INSTRUCTIONS TO FOLLOW: Write out the material below again, unchanged.

[Dataset items]
━━━━━━━━━━━━━━━━━━━━

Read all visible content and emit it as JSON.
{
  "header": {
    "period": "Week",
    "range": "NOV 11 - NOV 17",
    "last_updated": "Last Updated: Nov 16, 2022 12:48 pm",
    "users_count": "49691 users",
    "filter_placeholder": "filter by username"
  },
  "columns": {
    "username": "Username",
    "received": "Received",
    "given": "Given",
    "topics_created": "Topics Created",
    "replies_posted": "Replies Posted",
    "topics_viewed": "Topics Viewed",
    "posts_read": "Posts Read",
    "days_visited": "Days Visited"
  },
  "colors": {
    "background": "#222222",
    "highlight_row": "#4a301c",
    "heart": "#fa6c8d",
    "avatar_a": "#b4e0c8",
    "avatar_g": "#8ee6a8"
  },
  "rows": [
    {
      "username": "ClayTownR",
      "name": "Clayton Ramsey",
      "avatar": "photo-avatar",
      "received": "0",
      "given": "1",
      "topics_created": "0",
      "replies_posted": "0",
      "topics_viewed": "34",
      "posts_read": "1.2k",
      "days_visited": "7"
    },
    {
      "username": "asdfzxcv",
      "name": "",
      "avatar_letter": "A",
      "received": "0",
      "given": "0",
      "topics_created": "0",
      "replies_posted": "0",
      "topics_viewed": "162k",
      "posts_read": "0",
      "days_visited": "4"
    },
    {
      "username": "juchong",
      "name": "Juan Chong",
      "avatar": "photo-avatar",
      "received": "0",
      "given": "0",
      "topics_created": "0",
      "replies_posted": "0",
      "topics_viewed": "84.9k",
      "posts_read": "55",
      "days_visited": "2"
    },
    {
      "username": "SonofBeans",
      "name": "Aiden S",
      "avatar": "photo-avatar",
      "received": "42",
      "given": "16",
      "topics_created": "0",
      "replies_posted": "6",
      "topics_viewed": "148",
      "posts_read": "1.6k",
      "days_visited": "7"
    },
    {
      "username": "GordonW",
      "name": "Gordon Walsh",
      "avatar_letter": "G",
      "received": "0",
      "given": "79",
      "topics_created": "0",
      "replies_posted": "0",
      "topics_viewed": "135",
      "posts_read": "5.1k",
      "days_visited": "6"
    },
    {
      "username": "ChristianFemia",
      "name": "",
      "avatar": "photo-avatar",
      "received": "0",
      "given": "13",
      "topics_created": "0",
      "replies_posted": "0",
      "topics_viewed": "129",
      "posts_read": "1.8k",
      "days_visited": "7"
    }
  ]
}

━━━━━━━━━━━━━━━━━━━━

WORKED SOLUTION:
Read all visible content and emit it as JSON.
{
  "header": {
    "period": "Week",
    "range": "NOV 11 - NOV 17",
    "last_updated": "Last Updated: Nov 16, 2022 12:48 pm",
    "users_count": "49691 users",
    "filter_placeholder": "filter by username"
  },
  "columns": {
    "username": "Username",
    "received": "Received",
    "given": "Given",
    "topics_created": "Topics Created",
    "replies_posted": "Replies Posted",
    "topics_viewed": "Topics Viewed",
    "posts_read": "Posts Read",
    "days_visited": "Days Visited"
  },
  "colors": {
    "background": "#222222",
    "highlight_row": "#4a301c",
    "heart": "#fa6c8d",
    "avatar_a": "#b4e0c8",
    "avatar_g": "#8ee6a8"
  },
  "rows": [
    {
      "username": "ClayTownR",
      "name": "Clayton Ramsey",
      "avatar": "photo-avatar",
      "received": "0",
      "given": "1",
      "topics_created": "0",
      "replies_posted": "0",
      "topics_viewed": "34",
      "posts_read": "1.2k",
      "days_visited": "7"
    },
    {
      "username": "asdfzxcv",
      "name": "",
      "avatar_letter": "A",
      "received": "0",
      "given": "0",
      "topics_created": "0",
      "replies_posted": "0",
      "topics_viewed": "162k",
      "posts_read": "0",
      "days_visited": "4"
    },
    {
      "username": "juchong",
      "name": "Juan Chong",
      "avatar": "photo-avatar",
      "received": "0",
      "given": "0",
      "topics_created": "0",
      "replies_posted": "0",
      "topics_viewed": "84.9k",
      "posts_read": "55",
      "days_visited": "2"
    },
    {
      "username": "SonofBeans",
      "name": "Aiden S",
      "avatar": "photo-avatar",
      "received": "42",
      "given": "16",
      "topics_created": "0",
      "replies_posted": "6",
      "topics_viewed": "148",
      "posts_read": "1.6k",
      "days_visited": "7"
    },
    {
      "username": "GordonW",
      "name": "Gordon Walsh",
      "avatar_letter": "G",
      "received": "0",
      "given": "79",
      "topics_created": "0",
      "replies_posted": "0",
      "topics_viewed": "135",
      "posts_read": "5.1k",
      "days_visited": "6"
    },
    {
      "username": "ChristianFemia",
      "name": "",
      "avatar": "photo-avatar",
      "received": "0",
      "given": "13",
      "topics_created": "0",
      "replies_posted": "0",
      "topics_viewed": "129",
      "posts_read": "1.8k",
      "days_visited": "7"
    }
  ]
}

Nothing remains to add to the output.